**Material for the task:**
───

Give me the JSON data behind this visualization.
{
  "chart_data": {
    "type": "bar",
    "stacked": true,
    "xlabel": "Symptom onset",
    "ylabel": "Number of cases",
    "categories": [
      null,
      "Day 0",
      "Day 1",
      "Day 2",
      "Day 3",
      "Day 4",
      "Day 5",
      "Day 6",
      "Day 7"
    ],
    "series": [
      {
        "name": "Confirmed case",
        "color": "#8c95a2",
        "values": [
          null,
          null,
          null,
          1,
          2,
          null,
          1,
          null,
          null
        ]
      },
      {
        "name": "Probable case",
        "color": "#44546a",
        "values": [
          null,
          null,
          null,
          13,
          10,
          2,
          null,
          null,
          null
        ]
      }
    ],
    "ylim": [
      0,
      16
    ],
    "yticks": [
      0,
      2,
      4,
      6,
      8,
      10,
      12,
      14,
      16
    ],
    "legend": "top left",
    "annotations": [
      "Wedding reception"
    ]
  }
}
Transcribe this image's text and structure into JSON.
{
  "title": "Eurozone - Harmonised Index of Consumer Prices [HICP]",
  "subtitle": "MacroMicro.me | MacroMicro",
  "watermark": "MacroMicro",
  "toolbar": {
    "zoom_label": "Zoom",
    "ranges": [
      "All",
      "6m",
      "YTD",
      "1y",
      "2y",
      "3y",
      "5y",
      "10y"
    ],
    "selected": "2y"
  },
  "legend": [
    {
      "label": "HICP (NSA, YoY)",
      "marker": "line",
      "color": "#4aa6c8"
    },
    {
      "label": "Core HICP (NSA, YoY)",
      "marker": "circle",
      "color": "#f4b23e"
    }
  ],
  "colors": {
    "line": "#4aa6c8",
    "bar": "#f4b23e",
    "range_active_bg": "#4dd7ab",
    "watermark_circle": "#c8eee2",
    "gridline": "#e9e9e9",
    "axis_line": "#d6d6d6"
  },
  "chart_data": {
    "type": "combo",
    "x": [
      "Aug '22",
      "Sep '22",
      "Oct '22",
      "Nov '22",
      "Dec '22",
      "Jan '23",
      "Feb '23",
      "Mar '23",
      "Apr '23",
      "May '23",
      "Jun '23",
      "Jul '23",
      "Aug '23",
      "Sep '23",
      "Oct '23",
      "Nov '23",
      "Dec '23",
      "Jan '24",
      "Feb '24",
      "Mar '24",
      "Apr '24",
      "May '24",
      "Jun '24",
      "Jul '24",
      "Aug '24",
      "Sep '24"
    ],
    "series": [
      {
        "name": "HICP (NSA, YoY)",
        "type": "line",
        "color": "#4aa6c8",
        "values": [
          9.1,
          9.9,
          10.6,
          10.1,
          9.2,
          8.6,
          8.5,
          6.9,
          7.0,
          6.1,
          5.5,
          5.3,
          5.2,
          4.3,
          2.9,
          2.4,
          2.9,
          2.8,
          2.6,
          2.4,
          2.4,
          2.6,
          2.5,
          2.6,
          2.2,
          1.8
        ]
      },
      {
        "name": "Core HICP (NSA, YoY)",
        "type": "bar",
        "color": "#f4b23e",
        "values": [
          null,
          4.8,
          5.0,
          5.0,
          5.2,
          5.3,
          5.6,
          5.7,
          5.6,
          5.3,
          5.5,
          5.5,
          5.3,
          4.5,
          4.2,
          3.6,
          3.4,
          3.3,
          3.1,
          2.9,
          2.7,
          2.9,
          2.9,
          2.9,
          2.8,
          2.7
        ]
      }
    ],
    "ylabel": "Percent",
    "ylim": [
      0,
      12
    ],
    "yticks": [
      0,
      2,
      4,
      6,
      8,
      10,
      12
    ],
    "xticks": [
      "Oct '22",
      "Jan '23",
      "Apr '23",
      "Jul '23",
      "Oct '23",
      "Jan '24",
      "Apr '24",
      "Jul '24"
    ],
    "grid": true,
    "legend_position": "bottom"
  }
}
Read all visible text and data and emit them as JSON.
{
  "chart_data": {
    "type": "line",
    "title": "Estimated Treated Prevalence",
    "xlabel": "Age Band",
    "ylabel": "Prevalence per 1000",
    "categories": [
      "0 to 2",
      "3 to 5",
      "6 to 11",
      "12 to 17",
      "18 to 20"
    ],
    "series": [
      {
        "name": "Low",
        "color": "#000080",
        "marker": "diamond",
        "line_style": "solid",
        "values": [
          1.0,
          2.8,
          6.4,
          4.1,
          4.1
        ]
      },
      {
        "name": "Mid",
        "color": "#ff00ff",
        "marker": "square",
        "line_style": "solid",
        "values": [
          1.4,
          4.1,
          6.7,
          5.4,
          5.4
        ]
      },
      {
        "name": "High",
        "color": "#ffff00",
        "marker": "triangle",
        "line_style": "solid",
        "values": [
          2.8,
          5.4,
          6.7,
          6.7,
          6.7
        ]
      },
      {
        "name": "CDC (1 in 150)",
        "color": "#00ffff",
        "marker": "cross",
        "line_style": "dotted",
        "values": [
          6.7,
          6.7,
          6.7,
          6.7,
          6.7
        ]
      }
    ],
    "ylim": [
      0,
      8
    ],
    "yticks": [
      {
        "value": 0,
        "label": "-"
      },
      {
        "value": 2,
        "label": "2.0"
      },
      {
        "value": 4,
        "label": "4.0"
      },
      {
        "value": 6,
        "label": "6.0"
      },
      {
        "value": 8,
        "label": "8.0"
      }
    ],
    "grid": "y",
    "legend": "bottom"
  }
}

───

Copy each line above that contains the string "this".

**The reply:**
Give me the JSON data behind this visualization.
Transcribe this image's text and structure into JSON.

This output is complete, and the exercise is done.